Calculate how many lines in the following records hold the word "value", and report that number without comment.

+++++

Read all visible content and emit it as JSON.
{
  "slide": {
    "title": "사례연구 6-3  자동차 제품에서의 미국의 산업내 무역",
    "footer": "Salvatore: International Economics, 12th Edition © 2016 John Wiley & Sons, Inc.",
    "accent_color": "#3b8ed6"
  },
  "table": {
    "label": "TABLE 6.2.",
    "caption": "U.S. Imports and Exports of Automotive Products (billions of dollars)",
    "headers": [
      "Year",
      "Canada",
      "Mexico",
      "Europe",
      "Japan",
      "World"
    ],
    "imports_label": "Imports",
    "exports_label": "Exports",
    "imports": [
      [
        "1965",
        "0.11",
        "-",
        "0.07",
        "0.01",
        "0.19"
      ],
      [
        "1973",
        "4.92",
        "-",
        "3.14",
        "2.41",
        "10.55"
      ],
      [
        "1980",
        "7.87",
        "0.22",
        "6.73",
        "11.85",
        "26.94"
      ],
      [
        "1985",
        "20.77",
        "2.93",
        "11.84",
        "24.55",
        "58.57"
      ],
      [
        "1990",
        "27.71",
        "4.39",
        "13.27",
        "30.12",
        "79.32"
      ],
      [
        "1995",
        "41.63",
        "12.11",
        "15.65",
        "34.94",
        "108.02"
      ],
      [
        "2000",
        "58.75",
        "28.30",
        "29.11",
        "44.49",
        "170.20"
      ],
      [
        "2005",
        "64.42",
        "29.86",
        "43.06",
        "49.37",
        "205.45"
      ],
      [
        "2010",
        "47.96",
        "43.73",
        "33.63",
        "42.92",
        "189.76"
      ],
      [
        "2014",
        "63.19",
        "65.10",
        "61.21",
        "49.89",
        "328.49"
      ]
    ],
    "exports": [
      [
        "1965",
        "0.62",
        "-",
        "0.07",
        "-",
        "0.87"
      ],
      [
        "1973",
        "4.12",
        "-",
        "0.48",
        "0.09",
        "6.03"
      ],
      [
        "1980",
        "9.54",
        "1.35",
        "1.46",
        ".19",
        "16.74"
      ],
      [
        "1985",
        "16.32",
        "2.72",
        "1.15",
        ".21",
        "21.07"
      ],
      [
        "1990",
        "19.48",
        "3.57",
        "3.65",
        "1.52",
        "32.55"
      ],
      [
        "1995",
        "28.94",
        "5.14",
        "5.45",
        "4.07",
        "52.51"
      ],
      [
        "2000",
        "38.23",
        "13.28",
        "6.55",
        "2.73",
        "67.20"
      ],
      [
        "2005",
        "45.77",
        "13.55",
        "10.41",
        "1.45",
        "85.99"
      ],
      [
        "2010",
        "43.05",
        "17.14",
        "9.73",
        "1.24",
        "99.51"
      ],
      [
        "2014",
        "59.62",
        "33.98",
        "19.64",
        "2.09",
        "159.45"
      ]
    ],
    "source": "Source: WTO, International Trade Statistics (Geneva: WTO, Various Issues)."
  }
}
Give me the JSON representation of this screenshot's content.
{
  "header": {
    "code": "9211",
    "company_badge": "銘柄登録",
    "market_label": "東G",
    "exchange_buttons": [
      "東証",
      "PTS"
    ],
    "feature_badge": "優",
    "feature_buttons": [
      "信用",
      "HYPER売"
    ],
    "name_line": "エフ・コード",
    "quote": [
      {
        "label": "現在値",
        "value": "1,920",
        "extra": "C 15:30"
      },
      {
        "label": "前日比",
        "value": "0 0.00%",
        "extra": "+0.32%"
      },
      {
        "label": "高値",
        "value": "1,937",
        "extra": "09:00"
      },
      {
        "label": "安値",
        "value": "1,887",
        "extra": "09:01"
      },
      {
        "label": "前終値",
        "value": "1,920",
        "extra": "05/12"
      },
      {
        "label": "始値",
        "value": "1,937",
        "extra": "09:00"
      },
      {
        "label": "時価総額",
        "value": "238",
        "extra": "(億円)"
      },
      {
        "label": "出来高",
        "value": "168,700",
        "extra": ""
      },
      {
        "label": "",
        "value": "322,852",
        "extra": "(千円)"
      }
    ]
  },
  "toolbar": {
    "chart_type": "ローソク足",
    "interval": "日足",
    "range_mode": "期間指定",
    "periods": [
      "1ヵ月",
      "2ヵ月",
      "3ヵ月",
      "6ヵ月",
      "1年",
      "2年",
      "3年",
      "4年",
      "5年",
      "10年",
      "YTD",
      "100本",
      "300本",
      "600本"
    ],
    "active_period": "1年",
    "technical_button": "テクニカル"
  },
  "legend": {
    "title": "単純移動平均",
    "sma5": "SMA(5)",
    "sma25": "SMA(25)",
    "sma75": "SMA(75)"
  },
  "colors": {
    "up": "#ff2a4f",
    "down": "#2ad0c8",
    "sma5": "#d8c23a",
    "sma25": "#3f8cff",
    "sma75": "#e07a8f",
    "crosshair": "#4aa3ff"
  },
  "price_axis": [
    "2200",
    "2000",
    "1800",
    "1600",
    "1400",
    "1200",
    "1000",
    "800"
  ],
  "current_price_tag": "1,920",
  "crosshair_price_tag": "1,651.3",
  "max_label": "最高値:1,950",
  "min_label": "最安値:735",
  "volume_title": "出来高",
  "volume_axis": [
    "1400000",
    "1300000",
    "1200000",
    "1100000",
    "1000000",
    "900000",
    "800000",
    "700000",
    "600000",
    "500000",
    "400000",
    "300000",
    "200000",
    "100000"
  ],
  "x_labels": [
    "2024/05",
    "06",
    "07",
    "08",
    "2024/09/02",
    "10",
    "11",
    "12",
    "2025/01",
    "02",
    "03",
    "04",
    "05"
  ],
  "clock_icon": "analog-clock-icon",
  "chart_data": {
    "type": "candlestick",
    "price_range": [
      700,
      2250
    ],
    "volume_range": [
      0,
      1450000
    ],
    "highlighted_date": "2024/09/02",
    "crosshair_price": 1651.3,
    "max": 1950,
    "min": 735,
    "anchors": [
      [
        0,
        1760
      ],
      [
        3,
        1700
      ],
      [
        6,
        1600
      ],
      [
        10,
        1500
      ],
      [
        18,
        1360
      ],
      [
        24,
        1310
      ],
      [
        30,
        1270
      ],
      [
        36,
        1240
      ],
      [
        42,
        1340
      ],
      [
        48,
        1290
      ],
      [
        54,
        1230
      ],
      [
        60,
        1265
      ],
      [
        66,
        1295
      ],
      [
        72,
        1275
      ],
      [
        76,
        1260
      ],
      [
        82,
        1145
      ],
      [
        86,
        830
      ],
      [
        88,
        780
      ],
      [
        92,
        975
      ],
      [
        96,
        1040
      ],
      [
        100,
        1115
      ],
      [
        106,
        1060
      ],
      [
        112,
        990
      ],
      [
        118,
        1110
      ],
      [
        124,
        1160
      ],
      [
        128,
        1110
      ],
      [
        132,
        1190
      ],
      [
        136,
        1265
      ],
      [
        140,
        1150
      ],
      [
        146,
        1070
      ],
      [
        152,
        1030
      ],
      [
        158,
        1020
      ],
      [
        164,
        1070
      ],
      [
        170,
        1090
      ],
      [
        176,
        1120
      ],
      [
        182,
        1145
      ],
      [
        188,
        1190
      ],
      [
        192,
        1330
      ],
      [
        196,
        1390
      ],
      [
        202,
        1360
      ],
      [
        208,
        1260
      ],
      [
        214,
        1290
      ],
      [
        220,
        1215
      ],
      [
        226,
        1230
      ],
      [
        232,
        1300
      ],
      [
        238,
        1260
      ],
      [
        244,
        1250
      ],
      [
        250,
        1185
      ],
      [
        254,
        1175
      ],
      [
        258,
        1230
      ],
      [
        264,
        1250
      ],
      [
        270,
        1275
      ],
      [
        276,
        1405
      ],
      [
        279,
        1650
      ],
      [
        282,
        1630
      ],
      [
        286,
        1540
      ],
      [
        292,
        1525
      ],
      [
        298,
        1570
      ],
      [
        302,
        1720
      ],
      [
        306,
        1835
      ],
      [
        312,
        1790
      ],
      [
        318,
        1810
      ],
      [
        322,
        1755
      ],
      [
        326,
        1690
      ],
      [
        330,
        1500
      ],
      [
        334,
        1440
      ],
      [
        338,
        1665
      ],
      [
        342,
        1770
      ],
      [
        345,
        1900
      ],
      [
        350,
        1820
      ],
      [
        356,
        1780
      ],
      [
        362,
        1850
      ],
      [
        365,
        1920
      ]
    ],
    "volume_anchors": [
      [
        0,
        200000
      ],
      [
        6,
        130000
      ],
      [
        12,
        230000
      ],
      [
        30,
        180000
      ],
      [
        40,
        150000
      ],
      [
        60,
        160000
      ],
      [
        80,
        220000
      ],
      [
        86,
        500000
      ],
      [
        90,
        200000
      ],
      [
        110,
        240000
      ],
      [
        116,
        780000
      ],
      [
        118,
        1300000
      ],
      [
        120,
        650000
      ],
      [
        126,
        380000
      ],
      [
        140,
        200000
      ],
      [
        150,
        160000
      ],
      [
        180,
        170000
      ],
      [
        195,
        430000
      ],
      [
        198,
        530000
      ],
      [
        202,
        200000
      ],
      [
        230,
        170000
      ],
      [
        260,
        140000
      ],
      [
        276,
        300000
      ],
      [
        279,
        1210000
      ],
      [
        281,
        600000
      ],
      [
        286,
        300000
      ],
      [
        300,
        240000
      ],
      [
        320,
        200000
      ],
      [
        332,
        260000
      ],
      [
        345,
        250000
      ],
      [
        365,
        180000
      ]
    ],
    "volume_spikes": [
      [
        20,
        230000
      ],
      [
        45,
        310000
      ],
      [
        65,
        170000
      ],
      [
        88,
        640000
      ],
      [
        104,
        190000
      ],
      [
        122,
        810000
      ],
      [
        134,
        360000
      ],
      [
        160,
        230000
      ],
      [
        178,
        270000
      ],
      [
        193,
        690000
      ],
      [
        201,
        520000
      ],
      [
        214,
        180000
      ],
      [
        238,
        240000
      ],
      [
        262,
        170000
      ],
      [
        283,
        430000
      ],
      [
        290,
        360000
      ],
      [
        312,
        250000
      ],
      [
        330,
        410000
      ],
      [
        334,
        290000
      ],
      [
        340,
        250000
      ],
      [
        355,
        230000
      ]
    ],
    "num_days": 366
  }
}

+++++

Full output = 9